### Problem description:
Do any lines in the data below contain "Missed"? If so, copy every one of them.

### Raw records:
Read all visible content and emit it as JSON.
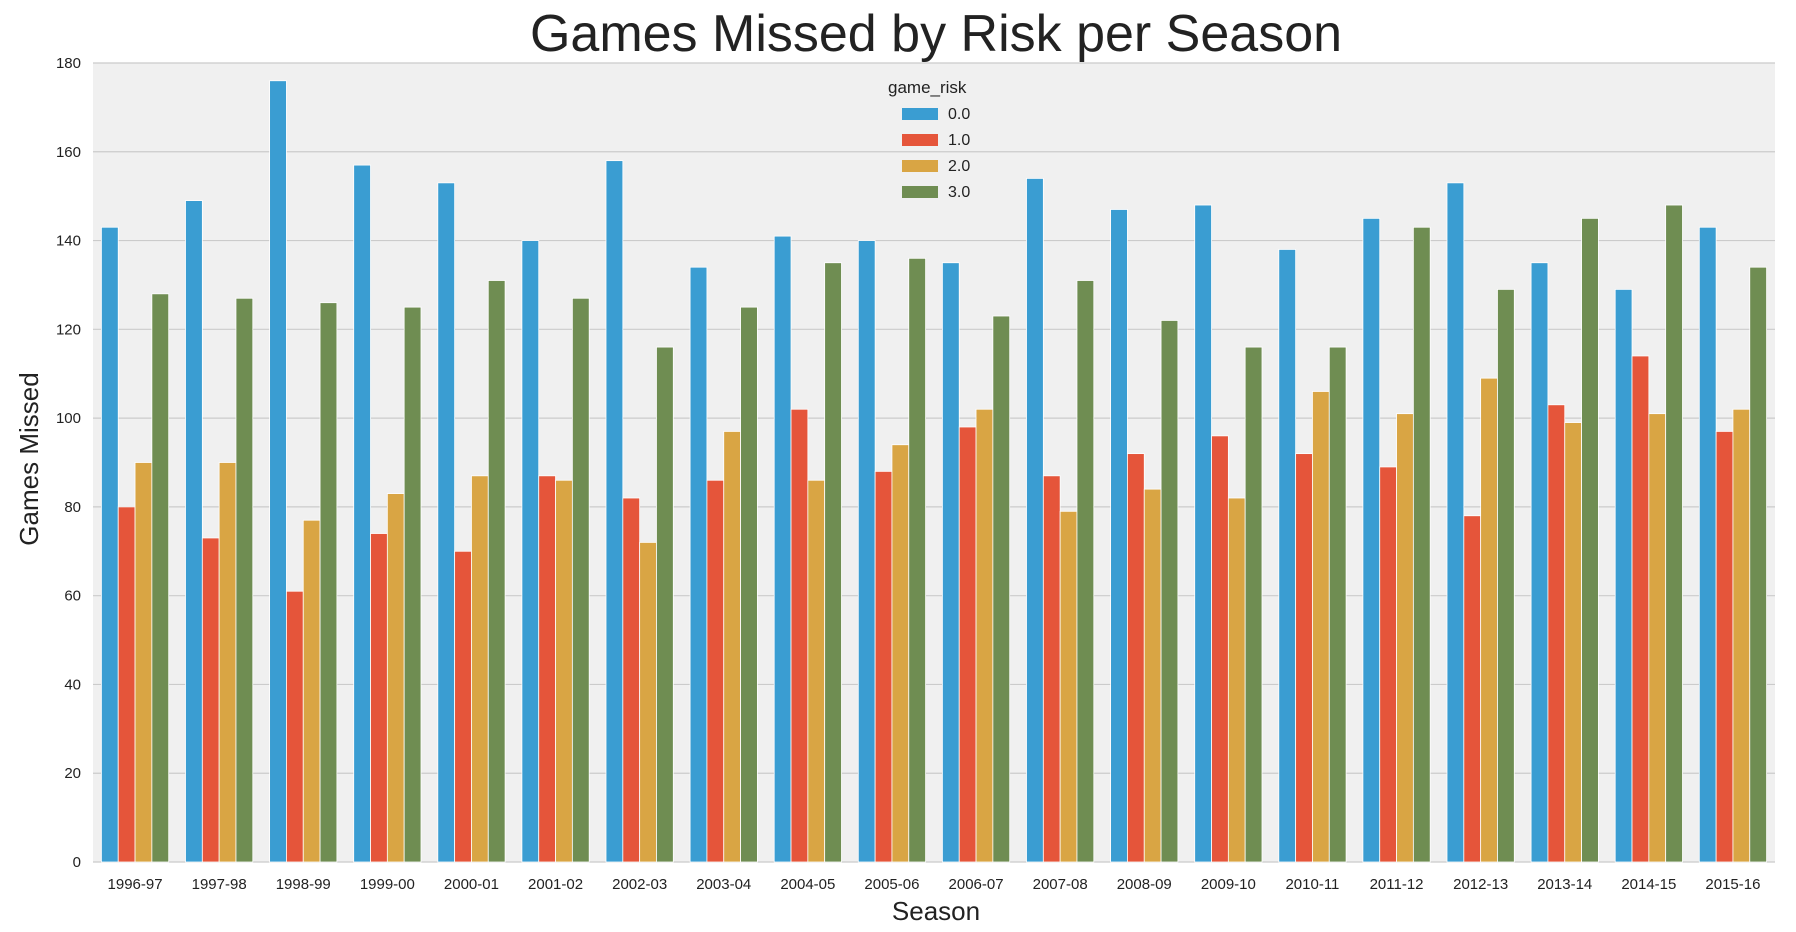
{
  "chart_data": {
    "type": "bar",
    "title": "Games Missed by Risk per Season",
    "xlabel": "Season",
    "ylabel": "Games Missed",
    "ylim": [
      0,
      180
    ],
    "yticks": [
      "0",
      "20",
      "40",
      "60",
      "80",
      "100",
      "120",
      "140",
      "160",
      "180"
    ],
    "grid": true,
    "legend": {
      "title": "game_risk",
      "placement": "top-center"
    },
    "categories": [
      "1996-97",
      "1997-98",
      "1998-99",
      "1999-00",
      "2000-01",
      "2001-02",
      "2002-03",
      "2003-04",
      "2004-05",
      "2005-06",
      "2006-07",
      "2007-08",
      "2008-09",
      "2009-10",
      "2010-11",
      "2011-12",
      "2012-13",
      "2013-14",
      "2014-15",
      "2015-16"
    ],
    "series": [
      {
        "name": "0.0",
        "color": "#3a9dd2",
        "values": [
          143,
          149,
          176,
          157,
          153,
          140,
          158,
          134,
          141,
          140,
          135,
          154,
          147,
          148,
          138,
          145,
          153,
          135,
          129,
          143
        ]
      },
      {
        "name": "1.0",
        "color": "#e5553a",
        "values": [
          80,
          73,
          61,
          74,
          70,
          87,
          82,
          86,
          102,
          88,
          98,
          87,
          92,
          96,
          92,
          89,
          78,
          103,
          114,
          97
        ]
      },
      {
        "name": "2.0",
        "color": "#d9a544",
        "values": [
          90,
          90,
          77,
          83,
          87,
          86,
          72,
          97,
          86,
          94,
          102,
          79,
          84,
          82,
          106,
          101,
          109,
          99,
          101,
          102
        ]
      },
      {
        "name": "3.0",
        "color": "#6f8d52",
        "values": [
          128,
          127,
          126,
          125,
          131,
          127,
          116,
          125,
          135,
          136,
          123,
          131,
          122,
          116,
          116,
          143,
          129,
          145,
          148,
          134
        ]
      }
    ]
  }
}
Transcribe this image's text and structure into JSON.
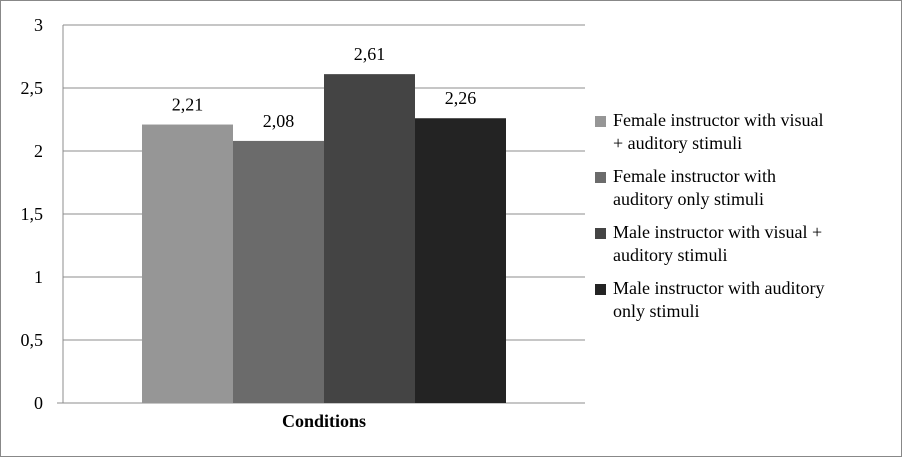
{
  "chart_data": {
    "type": "bar",
    "categories": [
      "Conditions"
    ],
    "xlabel": "Conditions",
    "ylabel": "",
    "ylim": [
      0,
      3
    ],
    "yticks": [
      "0",
      "0,5",
      "1",
      "1,5",
      "2",
      "2,5",
      "3"
    ],
    "grid": true,
    "legend_position": "right",
    "series": [
      {
        "name": "Female instructor with visual + auditory stimuli",
        "values": [
          2.21
        ],
        "label": "2,21",
        "color": "#969696"
      },
      {
        "name": "Female instructor with auditory only stimuli",
        "values": [
          2.08
        ],
        "label": "2,08",
        "color": "#6b6b6b"
      },
      {
        "name": "Male instructor with visual + auditory stimuli",
        "values": [
          2.61
        ],
        "label": "2,61",
        "color": "#444444"
      },
      {
        "name": "Male instructor with auditory only stimuli",
        "values": [
          2.26
        ],
        "label": "2,26",
        "color": "#232323"
      }
    ]
  },
  "legend": {
    "items": [
      {
        "line1": "Female instructor with visual",
        "line2": "+ auditory stimuli"
      },
      {
        "line1": "Female instructor with",
        "line2": "auditory only stimuli"
      },
      {
        "line1": "Male instructor with visual +",
        "line2": "auditory stimuli"
      },
      {
        "line1": "Male instructor with auditory",
        "line2": "only stimuli"
      }
    ]
  }
}
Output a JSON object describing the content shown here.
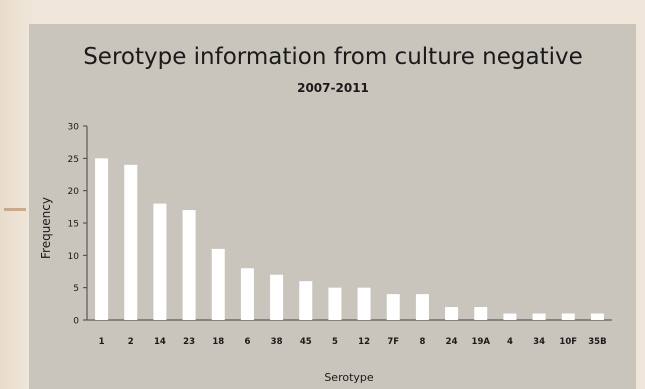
{
  "chart_data": {
    "type": "bar",
    "title": "Serotype information from culture negative",
    "subtitle": "2007-2011",
    "xlabel": "Serotype",
    "ylabel": "Frequency",
    "ylim": [
      0,
      30
    ],
    "yticks": [
      0,
      5,
      10,
      15,
      20,
      25,
      30
    ],
    "grid": false,
    "categories": [
      "1",
      "2",
      "14",
      "23",
      "18",
      "6",
      "38",
      "45",
      "5",
      "12",
      "7F",
      "8",
      "24",
      "19A",
      "4",
      "34",
      "10F",
      "35B"
    ],
    "values": [
      25,
      24,
      18,
      17,
      11,
      8,
      7,
      6,
      5,
      5,
      4,
      4,
      2,
      2,
      1,
      1,
      1,
      1
    ],
    "colors": {
      "bar": "#ffffff",
      "panel": "#c9c4bc",
      "text": "#1a1a1a",
      "axis": "#444444"
    }
  }
}
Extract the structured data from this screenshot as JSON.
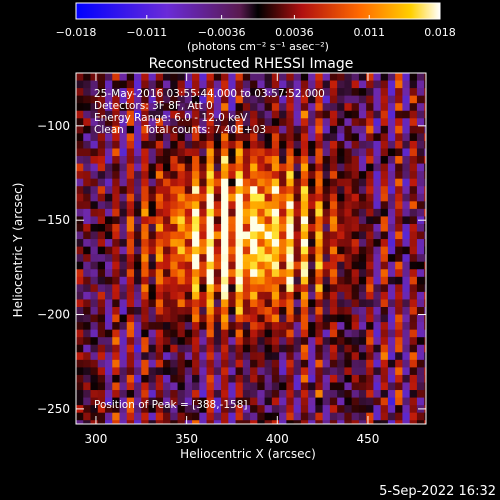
{
  "chart_data": {
    "type": "heatmap",
    "title": "Reconstructed RHESSI Image",
    "xlabel": "Heliocentric X (arcsec)",
    "ylabel": "Heliocentric Y (arcsec)",
    "xlim": [
      289,
      482
    ],
    "ylim": [
      -258,
      -72
    ],
    "x_ticks": [
      300,
      350,
      400,
      450
    ],
    "y_ticks": [
      -100,
      -150,
      -200,
      -250
    ],
    "colorbar": {
      "ticks": [
        -0.018,
        -0.011,
        -0.0036,
        0.0036,
        0.011,
        0.018
      ],
      "tick_labels": [
        "−0.018",
        "−0.011",
        "−0.0036",
        "0.0036",
        "0.011",
        "0.018"
      ],
      "range": [
        -0.018,
        0.018
      ],
      "label": "(photons cm⁻² s⁻¹ asec⁻²)"
    },
    "annotations": {
      "time_range": "25-May-2016 03:55:44.000 to 03:57:52.000",
      "detectors": "Detectors: 3F 8F, Att 0",
      "energy": "Energy Range: 6.0 - 12.0 keV",
      "method": "Clean",
      "counts": "Total counts: 7.40E+03",
      "peak": "Position of Peak = [388,-158]"
    },
    "peak": {
      "x": 388,
      "y": -158
    },
    "source_center": {
      "x": 380,
      "y": -158
    },
    "colormap": "blue-purple-red-yellow-white"
  },
  "footer": {
    "date": "5-Sep-2022 16:32"
  }
}
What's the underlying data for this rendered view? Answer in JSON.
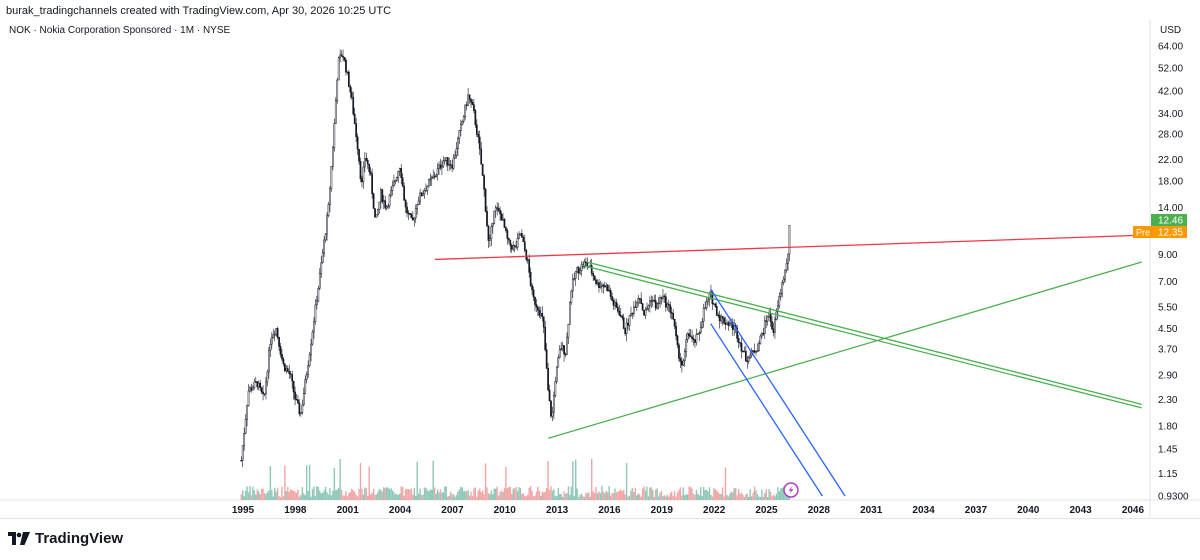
{
  "header": {
    "attribution": "burak_tradingchannels created with TradingView.com, Apr 30, 2026 10:25 UTC",
    "symbol": "NOK · Nokia Corporation Sponsored · 1M · NYSE"
  },
  "brand": {
    "name": "TradingView"
  },
  "price_axis": {
    "currency": "USD",
    "ticks": [
      {
        "label": "64.00",
        "v": 64
      },
      {
        "label": "52.00",
        "v": 52
      },
      {
        "label": "42.00",
        "v": 42
      },
      {
        "label": "34.00",
        "v": 34
      },
      {
        "label": "28.00",
        "v": 28
      },
      {
        "label": "22.00",
        "v": 22
      },
      {
        "label": "18.00",
        "v": 18
      },
      {
        "label": "14.00",
        "v": 14
      },
      {
        "label": "9.00",
        "v": 9
      },
      {
        "label": "7.00",
        "v": 7
      },
      {
        "label": "5.50",
        "v": 5.5
      },
      {
        "label": "4.50",
        "v": 4.5
      },
      {
        "label": "3.70",
        "v": 3.7
      },
      {
        "label": "2.90",
        "v": 2.9
      },
      {
        "label": "2.30",
        "v": 2.3
      },
      {
        "label": "1.80",
        "v": 1.8
      },
      {
        "label": "1.45",
        "v": 1.45
      },
      {
        "label": "1.15",
        "v": 1.15
      },
      {
        "label": "0.9300",
        "v": 0.93
      }
    ],
    "last_price": {
      "label": "12.46",
      "v": 12.46,
      "color": "#4caf50"
    },
    "pre_price": {
      "tag": "Pre",
      "label": "12.35",
      "v": 12.35,
      "color": "#ff9800"
    }
  },
  "time_axis": {
    "labels": [
      "1995",
      "1998",
      "2001",
      "2004",
      "2007",
      "2010",
      "2013",
      "2016",
      "2019",
      "2022",
      "2025",
      "2028",
      "2031",
      "2034",
      "2037",
      "2040",
      "2043",
      "2046"
    ]
  },
  "chart_data": {
    "type": "candlestick",
    "symbol": "NOK",
    "interval": "1M",
    "scale": "log",
    "ylim": [
      0.93,
      70
    ],
    "price_path": [
      [
        1994.9,
        1.3
      ],
      [
        1995.3,
        2.5
      ],
      [
        1995.8,
        2.7
      ],
      [
        1996.2,
        2.3
      ],
      [
        1996.6,
        4.2
      ],
      [
        1996.9,
        4.5
      ],
      [
        1997.3,
        3.2
      ],
      [
        1997.7,
        2.9
      ],
      [
        1998.0,
        2.3
      ],
      [
        1998.3,
        2.0
      ],
      [
        1998.6,
        2.8
      ],
      [
        1998.9,
        4.0
      ],
      [
        1999.3,
        6.5
      ],
      [
        1999.6,
        9.5
      ],
      [
        1999.9,
        14
      ],
      [
        2000.2,
        28
      ],
      [
        2000.45,
        55
      ],
      [
        2000.7,
        60
      ],
      [
        2000.9,
        52
      ],
      [
        2001.2,
        40
      ],
      [
        2001.6,
        24
      ],
      [
        2001.8,
        17
      ],
      [
        2002.0,
        23
      ],
      [
        2002.3,
        19
      ],
      [
        2002.6,
        12
      ],
      [
        2002.9,
        16
      ],
      [
        2003.2,
        14
      ],
      [
        2003.6,
        17
      ],
      [
        2004.0,
        21
      ],
      [
        2004.3,
        14
      ],
      [
        2004.7,
        12
      ],
      [
        2005.0,
        15
      ],
      [
        2005.5,
        17
      ],
      [
        2006.0,
        19
      ],
      [
        2006.5,
        22
      ],
      [
        2007.0,
        21
      ],
      [
        2007.5,
        30
      ],
      [
        2007.9,
        40
      ],
      [
        2008.2,
        35
      ],
      [
        2008.5,
        26
      ],
      [
        2008.8,
        17
      ],
      [
        2009.1,
        9.5
      ],
      [
        2009.4,
        14
      ],
      [
        2009.8,
        13
      ],
      [
        2010.2,
        10
      ],
      [
        2010.6,
        9.5
      ],
      [
        2010.9,
        11
      ],
      [
        2011.3,
        8.5
      ],
      [
        2011.6,
        6.0
      ],
      [
        2011.9,
        5.5
      ],
      [
        2012.2,
        4.8
      ],
      [
        2012.5,
        2.4
      ],
      [
        2012.7,
        1.9
      ],
      [
        2012.9,
        2.8
      ],
      [
        2013.2,
        3.8
      ],
      [
        2013.5,
        3.6
      ],
      [
        2013.8,
        6.5
      ],
      [
        2014.1,
        7.7
      ],
      [
        2014.6,
        8.3
      ],
      [
        2014.9,
        7.9
      ],
      [
        2015.3,
        6.8
      ],
      [
        2015.6,
        6.8
      ],
      [
        2015.9,
        6.6
      ],
      [
        2016.2,
        5.7
      ],
      [
        2016.6,
        5.2
      ],
      [
        2016.9,
        4.4
      ],
      [
        2017.3,
        5.3
      ],
      [
        2017.7,
        6.2
      ],
      [
        2018.0,
        5.1
      ],
      [
        2018.4,
        6.0
      ],
      [
        2018.7,
        5.5
      ],
      [
        2019.0,
        6.1
      ],
      [
        2019.3,
        5.6
      ],
      [
        2019.6,
        5.2
      ],
      [
        2019.9,
        3.7
      ],
      [
        2020.2,
        3.1
      ],
      [
        2020.5,
        4.4
      ],
      [
        2020.8,
        3.9
      ],
      [
        2021.1,
        4.2
      ],
      [
        2021.4,
        5.3
      ],
      [
        2021.8,
        6.2
      ],
      [
        2022.0,
        5.6
      ],
      [
        2022.3,
        5.0
      ],
      [
        2022.6,
        4.8
      ],
      [
        2022.9,
        4.7
      ],
      [
        2023.2,
        4.5
      ],
      [
        2023.5,
        3.9
      ],
      [
        2023.8,
        3.4
      ],
      [
        2024.1,
        3.5
      ],
      [
        2024.5,
        3.8
      ],
      [
        2024.8,
        4.4
      ],
      [
        2025.1,
        5.2
      ],
      [
        2025.4,
        4.4
      ],
      [
        2025.6,
        5.3
      ],
      [
        2025.8,
        6.3
      ],
      [
        2026.0,
        7.4
      ],
      [
        2026.2,
        8.4
      ],
      [
        2026.35,
        12.46
      ]
    ],
    "trendlines": [
      {
        "name": "resistance",
        "color": "#f23645",
        "points": [
          [
            2006.0,
            8.6
          ],
          [
            2046.5,
            10.8
          ]
        ]
      },
      {
        "name": "support",
        "color": "#4caf50",
        "points": [
          [
            2012.5,
            1.6
          ],
          [
            2046.5,
            8.4
          ]
        ]
      },
      {
        "name": "channel-upper-a",
        "color": "#4caf50",
        "points": [
          [
            2014.7,
            8.4
          ],
          [
            2046.5,
            2.2
          ]
        ]
      },
      {
        "name": "channel-upper-b",
        "color": "#4caf50",
        "points": [
          [
            2014.4,
            8.15
          ],
          [
            2046.5,
            2.13
          ]
        ]
      },
      {
        "name": "channel-down-a",
        "color": "#2962ff",
        "points": [
          [
            2021.8,
            6.5
          ],
          [
            2029.5,
            0.93
          ]
        ]
      },
      {
        "name": "channel-down-b",
        "color": "#2962ff",
        "points": [
          [
            2021.8,
            4.7
          ],
          [
            2028.2,
            0.93
          ]
        ]
      }
    ],
    "volume_color_up": "#8fc7b9",
    "volume_color_down": "#f0a6a6"
  }
}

### Exercise output:
    "title": "Games Missed by Risk per Season",
    "ylabel": "Games Missed",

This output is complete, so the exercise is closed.